TASK REQUIREMENTS:
Note each line where "that" appears, and copy it.

GIVEN ENTRIES:
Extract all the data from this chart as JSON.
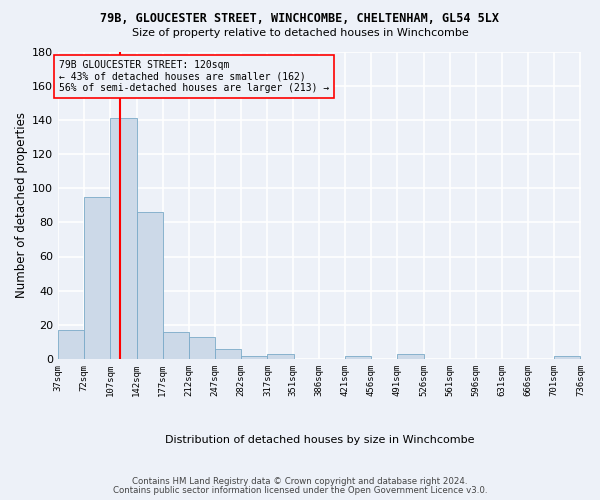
{
  "title1": "79B, GLOUCESTER STREET, WINCHCOMBE, CHELTENHAM, GL54 5LX",
  "title2": "Size of property relative to detached houses in Winchcombe",
  "xlabel": "Distribution of detached houses by size in Winchcombe",
  "ylabel": "Number of detached properties",
  "footnote1": "Contains HM Land Registry data © Crown copyright and database right 2024.",
  "footnote2": "Contains public sector information licensed under the Open Government Licence v3.0.",
  "bin_edges": [
    37,
    72,
    107,
    142,
    177,
    212,
    247,
    282,
    317,
    351,
    386,
    421,
    456,
    491,
    526,
    561,
    596,
    631,
    666,
    701,
    736
  ],
  "bar_heights": [
    17,
    95,
    141,
    86,
    16,
    13,
    6,
    2,
    3,
    0,
    0,
    2,
    0,
    3,
    0,
    0,
    0,
    0,
    0,
    2
  ],
  "bar_color": "#ccd9e8",
  "bar_edgecolor": "#7aaac8",
  "background_color": "#edf1f8",
  "grid_color": "#ffffff",
  "red_line_x": 120,
  "annotation_line1": "79B GLOUCESTER STREET: 120sqm",
  "annotation_line2": "← 43% of detached houses are smaller (162)",
  "annotation_line3": "56% of semi-detached houses are larger (213) →",
  "ylim": [
    0,
    180
  ],
  "yticks": [
    0,
    20,
    40,
    60,
    80,
    100,
    120,
    140,
    160,
    180
  ],
  "property_size": 120
}
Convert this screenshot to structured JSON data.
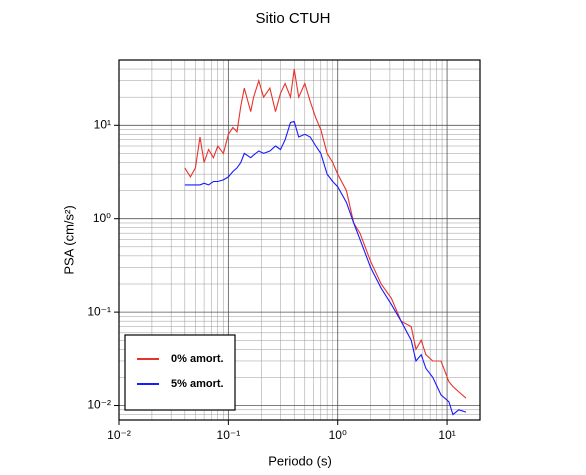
{
  "chart_data": {
    "type": "line",
    "title": "Sitio CTUH",
    "x_label": "Periodo (s)",
    "y_label": "PSA (cm/s²)",
    "log_x": true,
    "log_y": true,
    "grid": true,
    "minor_grid": true,
    "legend": "lower left",
    "xlim": [
      0.01,
      20
    ],
    "ylim": [
      0.007,
      50
    ],
    "xticks": [
      {
        "value": 0.01,
        "label": "10⁻²"
      },
      {
        "value": 0.1,
        "label": "10⁻¹"
      },
      {
        "value": 1,
        "label": "10⁰"
      },
      {
        "value": 10,
        "label": "10¹"
      }
    ],
    "yticks": [
      {
        "value": 0.01,
        "label": "10⁻²"
      },
      {
        "value": 0.1,
        "label": "10⁻¹"
      },
      {
        "value": 1,
        "label": "10⁰"
      },
      {
        "value": 10,
        "label": "10¹"
      }
    ],
    "x": [
      0.04,
      0.045,
      0.05,
      0.055,
      0.06,
      0.066,
      0.073,
      0.08,
      0.09,
      0.1,
      0.11,
      0.12,
      0.13,
      0.14,
      0.16,
      0.17,
      0.19,
      0.21,
      0.24,
      0.27,
      0.3,
      0.33,
      0.37,
      0.4,
      0.44,
      0.5,
      0.56,
      0.63,
      0.7,
      0.8,
      0.9,
      1.0,
      1.2,
      1.4,
      1.6,
      2.0,
      2.5,
      3.1,
      3.8,
      4.7,
      5.2,
      5.8,
      6.4,
      7.4,
      8.8,
      10.4,
      11.3,
      12.8,
      14.9
    ],
    "series": [
      {
        "name": "0% amort.",
        "color": "#e8332a",
        "values": [
          3.5,
          2.8,
          3.5,
          7.5,
          4,
          5.5,
          4.5,
          6,
          5,
          8,
          9.5,
          8.5,
          16,
          25,
          14,
          20,
          30,
          20,
          25,
          14,
          22,
          28,
          20,
          40,
          20,
          28,
          18,
          12,
          9,
          5,
          4,
          3,
          2,
          0.9,
          0.7,
          0.35,
          0.2,
          0.14,
          0.08,
          0.07,
          0.04,
          0.05,
          0.035,
          0.03,
          0.03,
          0.018,
          0.016,
          0.014,
          0.012
        ]
      },
      {
        "name": "5% amort.",
        "color": "#1a1aff",
        "values": [
          2.3,
          2.3,
          2.3,
          2.3,
          2.4,
          2.3,
          2.5,
          2.5,
          2.6,
          2.8,
          3.2,
          3.5,
          4.0,
          5.0,
          4.5,
          4.8,
          5.3,
          5.0,
          5.3,
          6.0,
          5.5,
          7.0,
          10.7,
          11,
          7.5,
          8,
          7.5,
          6,
          5,
          3,
          2.5,
          2.2,
          1.5,
          0.9,
          0.6,
          0.3,
          0.18,
          0.12,
          0.08,
          0.05,
          0.03,
          0.035,
          0.025,
          0.02,
          0.013,
          0.011,
          0.008,
          0.009,
          0.0085
        ]
      }
    ]
  }
}
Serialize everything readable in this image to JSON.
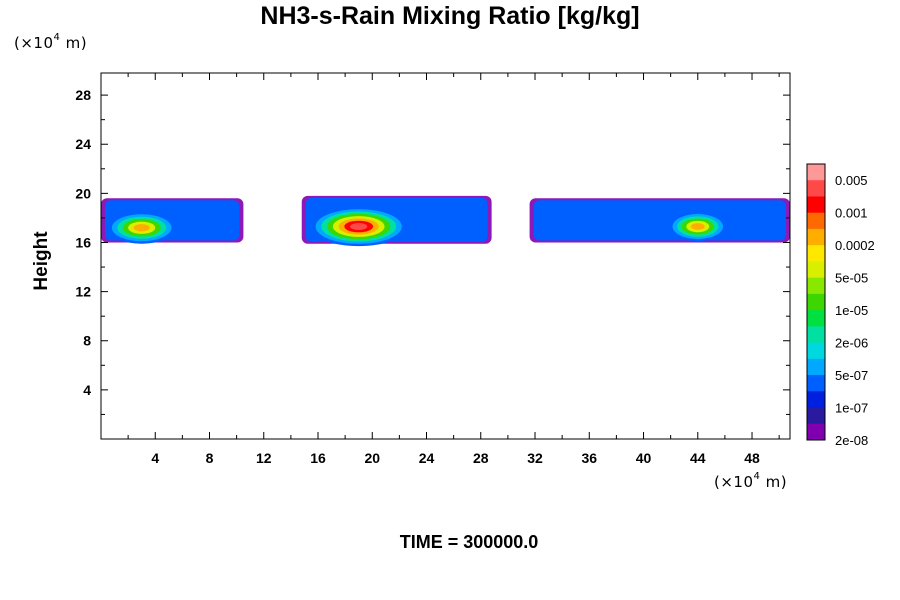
{
  "title": "NH3-s-Rain Mixing Ratio [kg/kg]",
  "y_unit": {
    "prefix": "(×10",
    "exp": "4",
    "suffix": " m)"
  },
  "x_unit": {
    "prefix": "(×10",
    "exp": "4",
    "suffix": " m)"
  },
  "time_label": "TIME = 300000.0",
  "chart_data": {
    "type": "heatmap",
    "title": "NH3-s-Rain Mixing Ratio [kg/kg]",
    "xlabel": "",
    "ylabel": "Height",
    "xlim": [
      0,
      50.8
    ],
    "ylim": [
      0,
      29.8
    ],
    "x_ticks": [
      "4",
      "8",
      "12",
      "16",
      "20",
      "24",
      "28",
      "32",
      "36",
      "40",
      "44",
      "48"
    ],
    "y_ticks": [
      "4",
      "8",
      "12",
      "16",
      "20",
      "24",
      "28"
    ],
    "x_tick_values": [
      4,
      8,
      12,
      16,
      20,
      24,
      28,
      32,
      36,
      40,
      44,
      48
    ],
    "y_tick_values": [
      4,
      8,
      12,
      16,
      20,
      24,
      28
    ],
    "colorbar_labels": [
      "0.005",
      "0.001",
      "0.0002",
      "5e-05",
      "1e-05",
      "2e-06",
      "5e-07",
      "1e-07",
      "2e-08"
    ],
    "colorbar_colors": [
      "#ff9999",
      "#ff4848",
      "#ff0000",
      "#ff6a00",
      "#ffae00",
      "#ffe800",
      "#d8f000",
      "#88e800",
      "#3ed600",
      "#00e040",
      "#00e0a0",
      "#00d8e0",
      "#00a8ff",
      "#0060ff",
      "#0020e0",
      "#2a1aa0",
      "#8000b0"
    ],
    "levels": [
      {
        "label": "2e-08",
        "color": "#8000b0"
      },
      {
        "label": "1e-07",
        "color": "#0060ff"
      },
      {
        "label": "5e-07",
        "color": "#00a8ff"
      },
      {
        "label": "2e-06",
        "color": "#00e0a0"
      },
      {
        "label": "1e-05",
        "color": "#3ed600"
      },
      {
        "label": "5e-05",
        "color": "#d8f000"
      },
      {
        "label": "0.0002",
        "color": "#ffae00"
      },
      {
        "label": "0.001",
        "color": "#ff0000"
      },
      {
        "label": "0.005",
        "color": "#ff4848"
      }
    ],
    "regions": [
      {
        "name": "left",
        "cx": 3.0,
        "cy": 17.2,
        "rx": 2.6,
        "ry": 1.3,
        "max_level": 6
      },
      {
        "name": "center",
        "cx": 19.0,
        "cy": 17.3,
        "rx": 3.6,
        "ry": 1.6,
        "max_level": 8
      },
      {
        "name": "right",
        "cx": 44.0,
        "cy": 17.3,
        "rx": 2.2,
        "ry": 1.2,
        "max_level": 6
      }
    ],
    "bands": [
      {
        "name": "left-band",
        "x0": 0,
        "x1": 10.5,
        "y0": 16.0,
        "y1": 19.6
      },
      {
        "name": "center-band",
        "x0": 14.8,
        "x1": 28.8,
        "y0": 15.9,
        "y1": 19.8
      },
      {
        "name": "right-band",
        "x0": 31.6,
        "x1": 50.8,
        "y0": 16.0,
        "y1": 19.6
      }
    ]
  }
}
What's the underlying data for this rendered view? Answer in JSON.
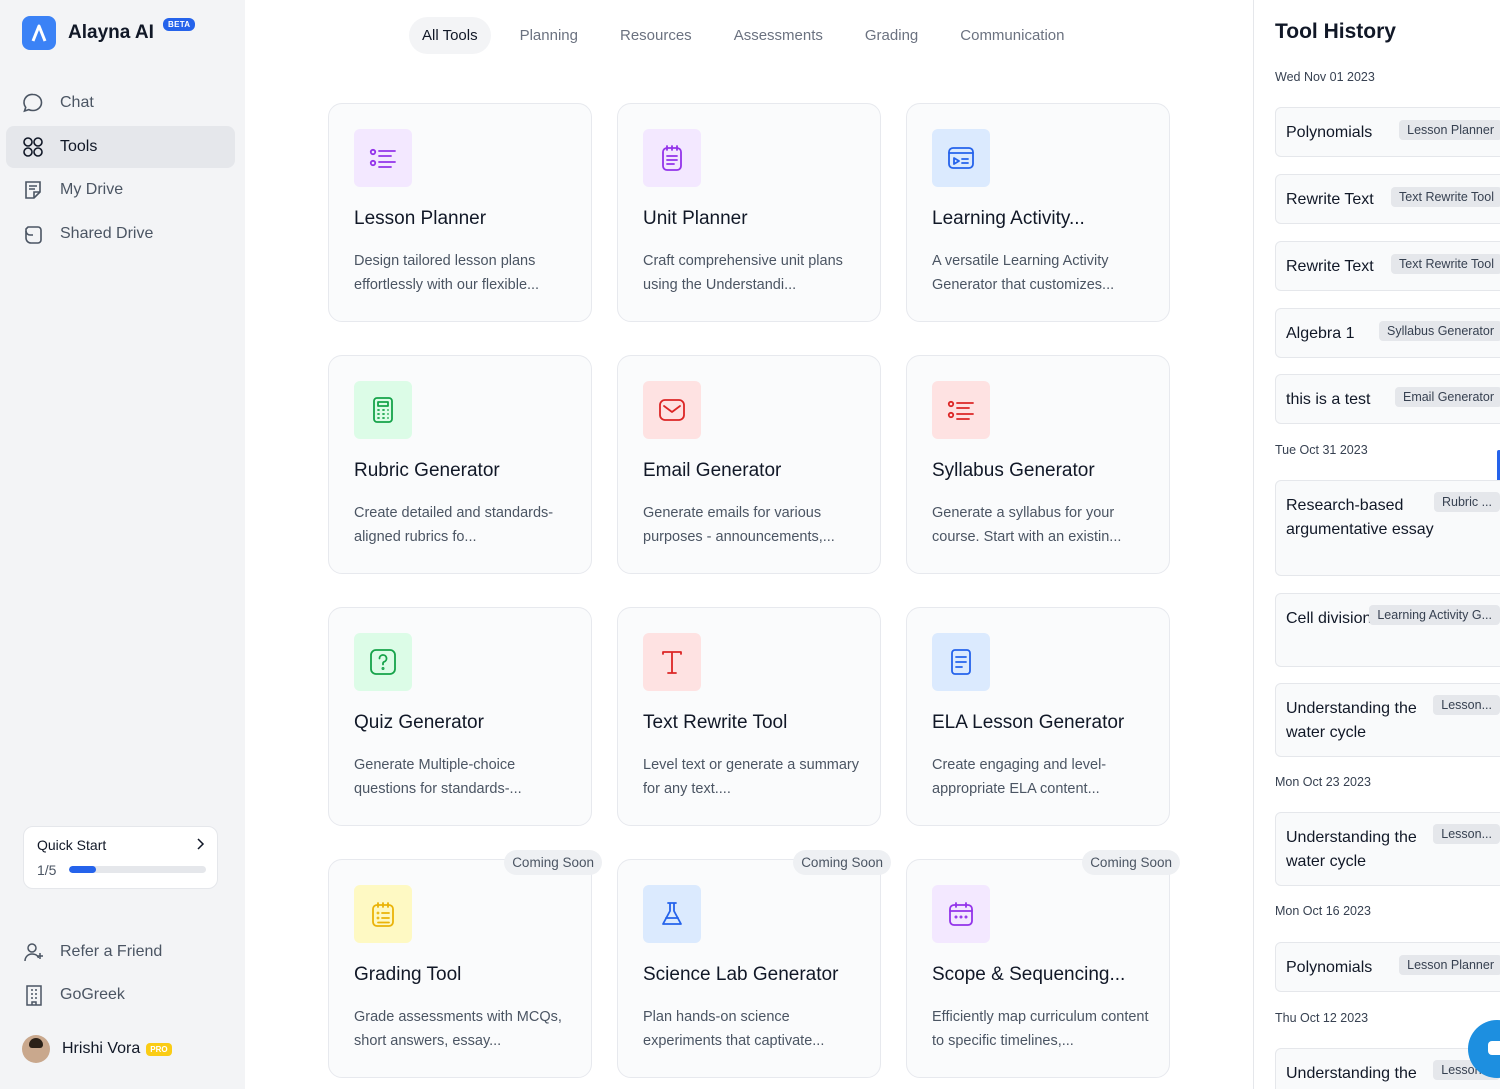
{
  "brand": {
    "name": "Alayna AI",
    "badge": "BETA"
  },
  "nav": [
    {
      "label": "Chat",
      "icon": "chat-icon",
      "active": false
    },
    {
      "label": "Tools",
      "icon": "grid-icon",
      "active": true
    },
    {
      "label": "My Drive",
      "icon": "drive-icon",
      "active": false
    },
    {
      "label": "Shared Drive",
      "icon": "shared-drive-icon",
      "active": false
    }
  ],
  "quick_start": {
    "title": "Quick Start",
    "count": "1/5",
    "progress_fraction": 0.2
  },
  "footer_links": [
    {
      "label": "Refer a Friend",
      "icon": "add-user-icon"
    },
    {
      "label": "GoGreek",
      "icon": "building-icon"
    }
  ],
  "user": {
    "name": "Hrishi Vora",
    "badge": "PRO"
  },
  "tabs": [
    "All Tools",
    "Planning",
    "Resources",
    "Assessments",
    "Grading",
    "Communication"
  ],
  "active_tab": "All Tools",
  "tools": [
    {
      "title": "Lesson Planner",
      "desc": "Design tailored lesson plans effortlessly with our flexible...",
      "icon": "list-icon",
      "color": "#9333ea",
      "bg": "#f3e8ff",
      "badge": ""
    },
    {
      "title": "Unit Planner",
      "desc": "Craft comprehensive unit plans using the Understandi...",
      "icon": "notepad-icon",
      "color": "#9333ea",
      "bg": "#f3e8ff",
      "badge": ""
    },
    {
      "title": "Learning Activity...",
      "desc": "A versatile Learning Activity Generator that customizes...",
      "icon": "media-card-icon",
      "color": "#2563eb",
      "bg": "#dbeafe",
      "badge": ""
    },
    {
      "title": "Rubric Generator",
      "desc": "Create detailed and standards-aligned rubrics fo...",
      "icon": "calculator-icon",
      "color": "#16a34a",
      "bg": "#dcfce7",
      "badge": ""
    },
    {
      "title": "Email Generator",
      "desc": "Generate emails for various purposes - announcements,...",
      "icon": "email-icon",
      "color": "#dc2626",
      "bg": "#fee2e2",
      "badge": ""
    },
    {
      "title": "Syllabus Generator",
      "desc": "Generate a syllabus for your course. Start with an existin...",
      "icon": "list-icon",
      "color": "#dc2626",
      "bg": "#fee2e2",
      "badge": ""
    },
    {
      "title": "Quiz Generator",
      "desc": "Generate Multiple-choice questions for standards-...",
      "icon": "question-icon",
      "color": "#16a34a",
      "bg": "#dcfce7",
      "badge": ""
    },
    {
      "title": "Text Rewrite Tool",
      "desc": "Level text or generate a summary for any text....",
      "icon": "text-icon",
      "color": "#dc2626",
      "bg": "#fee2e2",
      "badge": ""
    },
    {
      "title": "ELA Lesson Generator",
      "desc": "Create engaging and level-appropriate ELA content...",
      "icon": "book-icon",
      "color": "#2563eb",
      "bg": "#dbeafe",
      "badge": ""
    },
    {
      "title": "Grading Tool",
      "desc": "Grade assessments with MCQs, short answers, essay...",
      "icon": "clipboard-icon",
      "color": "#eab308",
      "bg": "#fef9c3",
      "badge": "Coming Soon"
    },
    {
      "title": "Science Lab Generator",
      "desc": "Plan hands-on science experiments that captivate...",
      "icon": "flask-icon",
      "color": "#2563eb",
      "bg": "#dbeafe",
      "badge": "Coming Soon"
    },
    {
      "title": "Scope & Sequencing...",
      "desc": "Efficiently map curriculum content to specific timelines,...",
      "icon": "calendar-icon",
      "color": "#9333ea",
      "bg": "#f3e8ff",
      "badge": "Coming Soon"
    }
  ],
  "history": {
    "title": "Tool History",
    "groups": [
      {
        "date": "Wed Nov 01 2023",
        "items": [
          {
            "name": "Polynomials",
            "tag": "Lesson Planner"
          },
          {
            "name": "Rewrite Text",
            "tag": "Text Rewrite Tool"
          },
          {
            "name": "Rewrite Text",
            "tag": "Text Rewrite Tool"
          },
          {
            "name": "Algebra 1",
            "tag": "Syllabus Generator"
          },
          {
            "name": "this is a test",
            "tag": "Email Generator"
          }
        ]
      },
      {
        "date": "Tue Oct 31 2023",
        "items": [
          {
            "name": "Research-based argumentative essay",
            "tag": "Rubric ..."
          },
          {
            "name": "Cell division",
            "tag": "Learning Activity G..."
          },
          {
            "name": "Understanding the water cycle",
            "tag": "Lesson..."
          }
        ]
      },
      {
        "date": "Mon Oct 23 2023",
        "items": [
          {
            "name": "Understanding the water cycle",
            "tag": "Lesson..."
          }
        ]
      },
      {
        "date": "Mon Oct 16 2023",
        "items": [
          {
            "name": "Polynomials",
            "tag": "Lesson Planner"
          }
        ]
      },
      {
        "date": "Thu Oct 12 2023",
        "items": [
          {
            "name": "Understanding the",
            "tag": "Lesson..."
          }
        ]
      }
    ]
  }
}
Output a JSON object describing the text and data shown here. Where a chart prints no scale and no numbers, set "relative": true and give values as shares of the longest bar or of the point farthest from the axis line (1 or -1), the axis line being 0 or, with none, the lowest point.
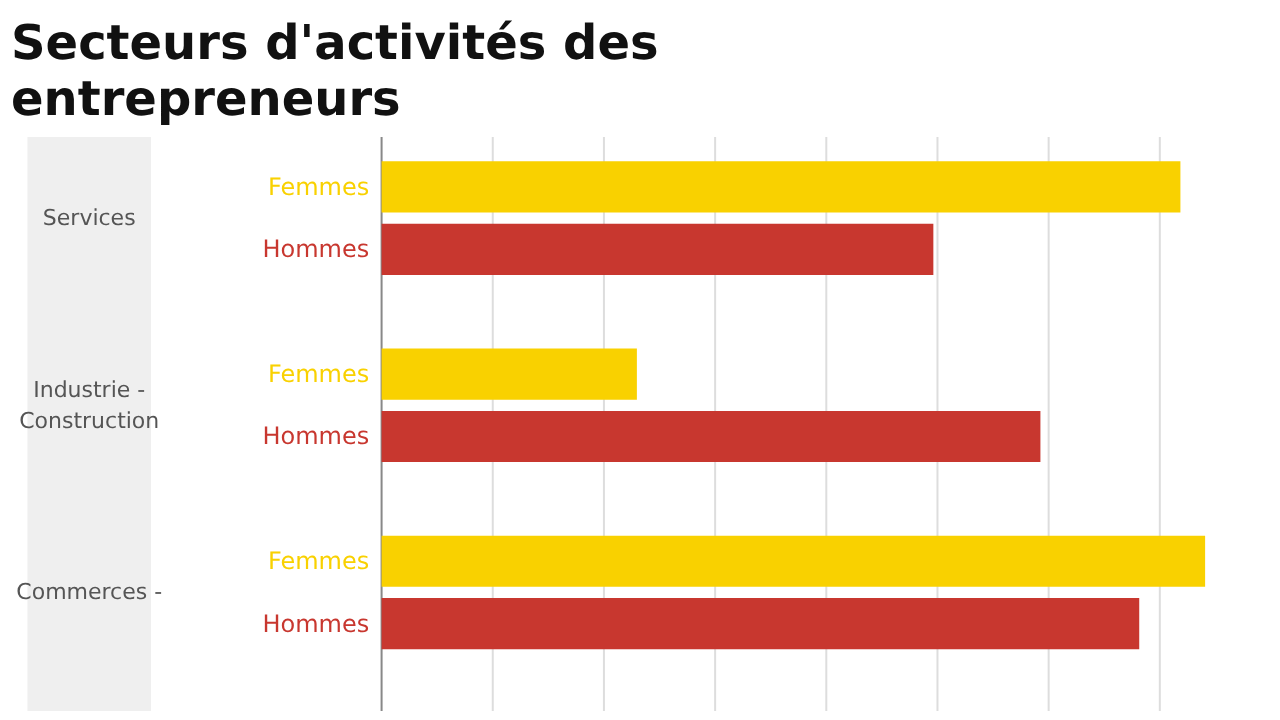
{
  "chart_data": {
    "type": "bar",
    "orientation": "horizontal",
    "relative": true,
    "title": "Secteurs d'activités des\nentrepreneurs",
    "categories": [
      "Services",
      "Industrie - Construction",
      "Commerces -"
    ],
    "series": [
      {
        "name": "Femmes",
        "color": "#f9d100",
        "values": [
          0.97,
          0.31,
          1.0
        ]
      },
      {
        "name": "Hommes",
        "color": "#c8372f",
        "values": [
          0.67,
          0.8,
          0.92
        ]
      }
    ],
    "grid": "x"
  }
}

RESPONSE:
      "desc": "A versatile Learning Activity Generator that customizes...",
      "desc": "Plan hands-on science experiments that captivate...",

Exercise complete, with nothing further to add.